begin Information given
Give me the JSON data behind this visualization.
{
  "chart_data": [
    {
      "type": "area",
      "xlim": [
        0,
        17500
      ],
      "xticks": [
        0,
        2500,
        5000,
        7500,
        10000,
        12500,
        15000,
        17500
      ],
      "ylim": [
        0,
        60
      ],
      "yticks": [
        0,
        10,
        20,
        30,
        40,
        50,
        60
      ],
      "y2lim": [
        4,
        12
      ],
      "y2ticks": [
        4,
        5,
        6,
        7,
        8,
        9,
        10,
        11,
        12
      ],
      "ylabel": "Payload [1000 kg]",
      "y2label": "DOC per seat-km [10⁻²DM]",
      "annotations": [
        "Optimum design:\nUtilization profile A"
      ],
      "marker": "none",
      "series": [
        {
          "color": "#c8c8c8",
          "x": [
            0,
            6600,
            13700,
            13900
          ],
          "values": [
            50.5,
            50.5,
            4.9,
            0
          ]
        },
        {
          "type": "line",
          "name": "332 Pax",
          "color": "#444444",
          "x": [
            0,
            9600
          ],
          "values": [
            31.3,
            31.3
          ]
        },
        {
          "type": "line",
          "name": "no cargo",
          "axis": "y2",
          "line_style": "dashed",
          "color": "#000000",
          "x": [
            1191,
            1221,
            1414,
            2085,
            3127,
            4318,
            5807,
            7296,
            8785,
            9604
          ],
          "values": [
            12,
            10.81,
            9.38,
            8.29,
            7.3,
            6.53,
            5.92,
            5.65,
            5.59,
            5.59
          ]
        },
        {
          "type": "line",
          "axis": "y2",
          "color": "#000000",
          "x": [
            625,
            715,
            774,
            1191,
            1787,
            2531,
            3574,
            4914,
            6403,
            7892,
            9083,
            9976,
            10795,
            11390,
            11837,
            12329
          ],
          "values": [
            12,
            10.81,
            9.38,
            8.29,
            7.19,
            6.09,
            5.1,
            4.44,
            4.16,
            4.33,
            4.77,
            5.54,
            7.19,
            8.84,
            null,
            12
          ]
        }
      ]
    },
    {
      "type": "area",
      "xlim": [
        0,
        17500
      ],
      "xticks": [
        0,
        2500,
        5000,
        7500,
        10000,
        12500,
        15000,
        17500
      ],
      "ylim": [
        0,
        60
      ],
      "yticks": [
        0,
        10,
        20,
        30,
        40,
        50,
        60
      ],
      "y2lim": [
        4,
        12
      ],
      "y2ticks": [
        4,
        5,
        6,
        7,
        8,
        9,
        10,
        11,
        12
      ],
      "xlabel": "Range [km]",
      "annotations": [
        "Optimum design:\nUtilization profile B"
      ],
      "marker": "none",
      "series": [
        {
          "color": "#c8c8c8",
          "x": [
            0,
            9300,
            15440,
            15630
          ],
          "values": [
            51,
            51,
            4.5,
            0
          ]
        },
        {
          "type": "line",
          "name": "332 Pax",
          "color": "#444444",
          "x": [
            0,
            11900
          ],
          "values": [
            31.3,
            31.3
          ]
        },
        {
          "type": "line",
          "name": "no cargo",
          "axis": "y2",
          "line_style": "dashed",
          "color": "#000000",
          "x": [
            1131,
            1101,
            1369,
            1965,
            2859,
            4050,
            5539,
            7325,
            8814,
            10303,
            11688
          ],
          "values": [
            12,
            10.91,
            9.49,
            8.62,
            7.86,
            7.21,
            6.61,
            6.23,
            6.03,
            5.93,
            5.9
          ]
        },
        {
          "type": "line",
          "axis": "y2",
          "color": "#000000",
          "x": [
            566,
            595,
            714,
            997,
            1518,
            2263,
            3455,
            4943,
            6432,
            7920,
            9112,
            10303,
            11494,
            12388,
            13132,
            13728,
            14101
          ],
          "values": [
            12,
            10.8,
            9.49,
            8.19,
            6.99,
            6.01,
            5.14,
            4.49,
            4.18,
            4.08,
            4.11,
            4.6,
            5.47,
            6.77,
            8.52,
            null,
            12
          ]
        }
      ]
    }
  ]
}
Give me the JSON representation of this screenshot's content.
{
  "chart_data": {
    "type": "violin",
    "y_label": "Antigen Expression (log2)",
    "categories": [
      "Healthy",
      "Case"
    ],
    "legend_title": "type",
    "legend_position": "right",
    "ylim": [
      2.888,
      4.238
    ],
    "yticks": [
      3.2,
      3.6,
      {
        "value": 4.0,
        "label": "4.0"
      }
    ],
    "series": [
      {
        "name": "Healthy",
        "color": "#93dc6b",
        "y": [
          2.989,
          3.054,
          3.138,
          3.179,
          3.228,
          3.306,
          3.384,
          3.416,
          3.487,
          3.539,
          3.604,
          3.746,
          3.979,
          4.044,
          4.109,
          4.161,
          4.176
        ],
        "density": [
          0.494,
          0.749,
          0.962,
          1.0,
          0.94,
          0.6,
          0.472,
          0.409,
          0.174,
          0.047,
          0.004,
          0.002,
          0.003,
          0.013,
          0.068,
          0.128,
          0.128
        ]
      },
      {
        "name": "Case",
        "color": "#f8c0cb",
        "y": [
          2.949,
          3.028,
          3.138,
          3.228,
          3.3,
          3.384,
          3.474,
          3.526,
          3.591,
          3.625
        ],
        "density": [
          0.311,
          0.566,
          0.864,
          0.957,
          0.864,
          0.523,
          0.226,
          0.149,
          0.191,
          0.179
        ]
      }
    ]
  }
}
end Information given
Starting from the line with "Give me the JSON representation" and ending with the final line of the data, quote every line exactly, both ends included.

[Exercise answer]
Give me the JSON representation of this screenshot's content.
{
  "chart_data": {
    "type": "violin",
    "y_label": "Antigen Expression (log2)",
    "categories": [
      "Healthy",
      "Case"
    ],
    "legend_title": "type",
    "legend_position": "right",
    "ylim": [
      2.888,
      4.238
    ],
    "yticks": [
      3.2,
      3.6,
      {
        "value": 4.0,
        "label": "4.0"
      }
    ],
    "series": [
      {
        "name": "Healthy",
        "color": "#93dc6b",
        "y": [
          2.989,
          3.054,
          3.138,
          3.179,
          3.228,
          3.306,
          3.384,
          3.416,
          3.487,
          3.539,
          3.604,
          3.746,
          3.979,
          4.044,
          4.109,
          4.161,
          4.176
        ],
        "density": [
          0.494,
          0.749,
          0.962,
          1.0,
          0.94,
          0.6,
          0.472,
          0.409,
          0.174,
          0.047,
          0.004,
          0.002,
          0.003,
          0.013,
          0.068,
          0.128,
          0.128
        ]
      },
      {
        "name": "Case",
        "color": "#f8c0cb",
        "y": [
          2.949,
          3.028,
          3.138,
          3.228,
          3.3,
          3.384,
          3.474,
          3.526,
          3.591,
          3.625
        ],
        "density": [
          0.311,
          0.566,
          0.864,
          0.957,
          0.864,
          0.523,
          0.226,
          0.149,
          0.191,
          0.179
        ]
      }
    ]
  }
}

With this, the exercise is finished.